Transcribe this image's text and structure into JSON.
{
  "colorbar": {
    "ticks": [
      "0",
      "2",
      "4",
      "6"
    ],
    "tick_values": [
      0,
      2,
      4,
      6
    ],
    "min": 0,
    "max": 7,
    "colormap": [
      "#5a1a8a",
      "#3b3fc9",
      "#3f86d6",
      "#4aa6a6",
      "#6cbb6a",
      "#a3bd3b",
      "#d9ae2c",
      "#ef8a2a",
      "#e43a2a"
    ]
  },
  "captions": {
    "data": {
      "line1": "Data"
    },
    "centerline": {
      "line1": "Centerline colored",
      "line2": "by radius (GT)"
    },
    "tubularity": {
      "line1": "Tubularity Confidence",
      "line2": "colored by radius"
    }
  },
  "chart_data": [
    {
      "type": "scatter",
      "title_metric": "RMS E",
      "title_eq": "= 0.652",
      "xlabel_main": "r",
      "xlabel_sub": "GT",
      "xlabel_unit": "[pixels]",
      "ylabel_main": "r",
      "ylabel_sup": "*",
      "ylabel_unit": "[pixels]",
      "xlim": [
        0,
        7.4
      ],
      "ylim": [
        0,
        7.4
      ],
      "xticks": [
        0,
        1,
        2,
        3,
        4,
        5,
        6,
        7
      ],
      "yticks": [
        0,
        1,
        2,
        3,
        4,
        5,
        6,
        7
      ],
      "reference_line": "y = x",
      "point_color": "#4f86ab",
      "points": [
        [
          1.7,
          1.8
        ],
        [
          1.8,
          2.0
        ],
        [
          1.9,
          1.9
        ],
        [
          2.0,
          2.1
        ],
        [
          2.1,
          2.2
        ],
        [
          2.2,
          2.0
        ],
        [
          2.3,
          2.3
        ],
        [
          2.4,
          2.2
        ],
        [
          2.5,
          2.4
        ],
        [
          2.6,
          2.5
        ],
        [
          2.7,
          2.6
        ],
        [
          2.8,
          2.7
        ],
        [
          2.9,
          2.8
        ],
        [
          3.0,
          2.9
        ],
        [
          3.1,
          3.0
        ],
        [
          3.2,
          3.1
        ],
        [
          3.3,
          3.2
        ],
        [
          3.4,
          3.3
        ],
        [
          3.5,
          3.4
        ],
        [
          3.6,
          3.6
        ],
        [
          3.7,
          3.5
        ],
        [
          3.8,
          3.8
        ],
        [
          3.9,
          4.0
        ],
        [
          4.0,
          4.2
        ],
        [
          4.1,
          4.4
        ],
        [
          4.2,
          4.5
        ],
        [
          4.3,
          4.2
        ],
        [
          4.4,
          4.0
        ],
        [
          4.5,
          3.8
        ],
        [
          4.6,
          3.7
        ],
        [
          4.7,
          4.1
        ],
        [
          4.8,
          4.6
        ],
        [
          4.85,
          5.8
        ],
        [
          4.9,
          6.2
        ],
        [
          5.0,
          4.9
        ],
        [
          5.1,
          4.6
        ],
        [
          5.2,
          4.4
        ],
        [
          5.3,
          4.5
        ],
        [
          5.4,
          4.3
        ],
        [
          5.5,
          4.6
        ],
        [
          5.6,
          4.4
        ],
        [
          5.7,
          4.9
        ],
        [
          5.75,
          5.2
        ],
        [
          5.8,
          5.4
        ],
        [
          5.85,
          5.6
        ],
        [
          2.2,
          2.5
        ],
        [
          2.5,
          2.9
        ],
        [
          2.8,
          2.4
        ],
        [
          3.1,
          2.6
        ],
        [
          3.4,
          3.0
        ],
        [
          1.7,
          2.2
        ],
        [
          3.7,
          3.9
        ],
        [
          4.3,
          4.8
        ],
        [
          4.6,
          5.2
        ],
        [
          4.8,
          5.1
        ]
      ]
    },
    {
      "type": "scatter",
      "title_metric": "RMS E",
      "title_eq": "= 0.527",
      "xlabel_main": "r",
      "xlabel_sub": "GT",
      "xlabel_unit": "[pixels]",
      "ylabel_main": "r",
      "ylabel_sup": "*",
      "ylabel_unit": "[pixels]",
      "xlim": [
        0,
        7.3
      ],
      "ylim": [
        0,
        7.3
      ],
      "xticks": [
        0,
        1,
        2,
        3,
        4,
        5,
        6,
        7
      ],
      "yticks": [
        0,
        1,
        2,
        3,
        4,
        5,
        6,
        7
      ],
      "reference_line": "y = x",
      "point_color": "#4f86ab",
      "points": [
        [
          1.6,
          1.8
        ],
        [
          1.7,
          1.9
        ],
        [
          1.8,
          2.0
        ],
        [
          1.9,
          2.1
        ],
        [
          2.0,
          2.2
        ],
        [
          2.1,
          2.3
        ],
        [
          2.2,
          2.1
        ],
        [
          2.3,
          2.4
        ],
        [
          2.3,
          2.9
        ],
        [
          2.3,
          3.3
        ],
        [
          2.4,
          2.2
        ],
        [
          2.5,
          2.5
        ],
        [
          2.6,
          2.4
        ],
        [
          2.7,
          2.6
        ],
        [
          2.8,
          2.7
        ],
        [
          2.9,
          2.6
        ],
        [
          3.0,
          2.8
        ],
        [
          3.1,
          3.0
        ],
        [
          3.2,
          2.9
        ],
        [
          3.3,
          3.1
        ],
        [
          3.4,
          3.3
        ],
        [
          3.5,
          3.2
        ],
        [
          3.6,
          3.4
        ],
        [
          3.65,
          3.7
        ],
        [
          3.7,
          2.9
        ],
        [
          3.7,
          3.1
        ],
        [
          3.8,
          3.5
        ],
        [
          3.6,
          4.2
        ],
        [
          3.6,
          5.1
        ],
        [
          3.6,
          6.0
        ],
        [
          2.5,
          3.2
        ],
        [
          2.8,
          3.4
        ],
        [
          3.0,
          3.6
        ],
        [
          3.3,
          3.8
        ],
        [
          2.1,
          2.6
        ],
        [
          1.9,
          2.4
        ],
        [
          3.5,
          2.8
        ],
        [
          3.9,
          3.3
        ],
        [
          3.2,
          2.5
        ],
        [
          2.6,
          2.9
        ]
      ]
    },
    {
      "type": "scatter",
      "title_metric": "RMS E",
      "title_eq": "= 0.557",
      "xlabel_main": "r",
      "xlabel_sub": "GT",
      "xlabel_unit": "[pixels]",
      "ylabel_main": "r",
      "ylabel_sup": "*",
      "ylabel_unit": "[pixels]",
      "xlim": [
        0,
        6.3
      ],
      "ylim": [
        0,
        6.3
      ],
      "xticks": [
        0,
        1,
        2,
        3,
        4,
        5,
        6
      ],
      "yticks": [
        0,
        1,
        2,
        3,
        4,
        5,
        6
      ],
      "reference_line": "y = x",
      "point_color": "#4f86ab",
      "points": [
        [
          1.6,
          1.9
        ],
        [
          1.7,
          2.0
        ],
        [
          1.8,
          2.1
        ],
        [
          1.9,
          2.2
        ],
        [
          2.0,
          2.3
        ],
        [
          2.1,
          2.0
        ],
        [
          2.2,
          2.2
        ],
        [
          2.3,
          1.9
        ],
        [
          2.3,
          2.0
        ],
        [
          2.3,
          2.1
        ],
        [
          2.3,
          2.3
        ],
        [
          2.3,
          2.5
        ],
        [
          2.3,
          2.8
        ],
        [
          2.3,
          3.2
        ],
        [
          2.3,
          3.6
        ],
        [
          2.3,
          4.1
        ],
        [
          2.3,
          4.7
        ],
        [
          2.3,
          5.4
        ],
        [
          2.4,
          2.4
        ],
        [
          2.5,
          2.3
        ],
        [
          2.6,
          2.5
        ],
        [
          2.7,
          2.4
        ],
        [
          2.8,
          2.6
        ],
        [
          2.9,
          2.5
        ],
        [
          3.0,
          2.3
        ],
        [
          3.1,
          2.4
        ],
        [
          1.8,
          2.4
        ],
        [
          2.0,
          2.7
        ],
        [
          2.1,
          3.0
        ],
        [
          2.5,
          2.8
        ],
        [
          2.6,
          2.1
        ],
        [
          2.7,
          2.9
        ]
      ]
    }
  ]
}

---*---

> Instructions to follow: Look above for every line with the word "radius" and copy it.

> In response:
      "line2": "by radius (GT)"
      "line2": "colored by radius"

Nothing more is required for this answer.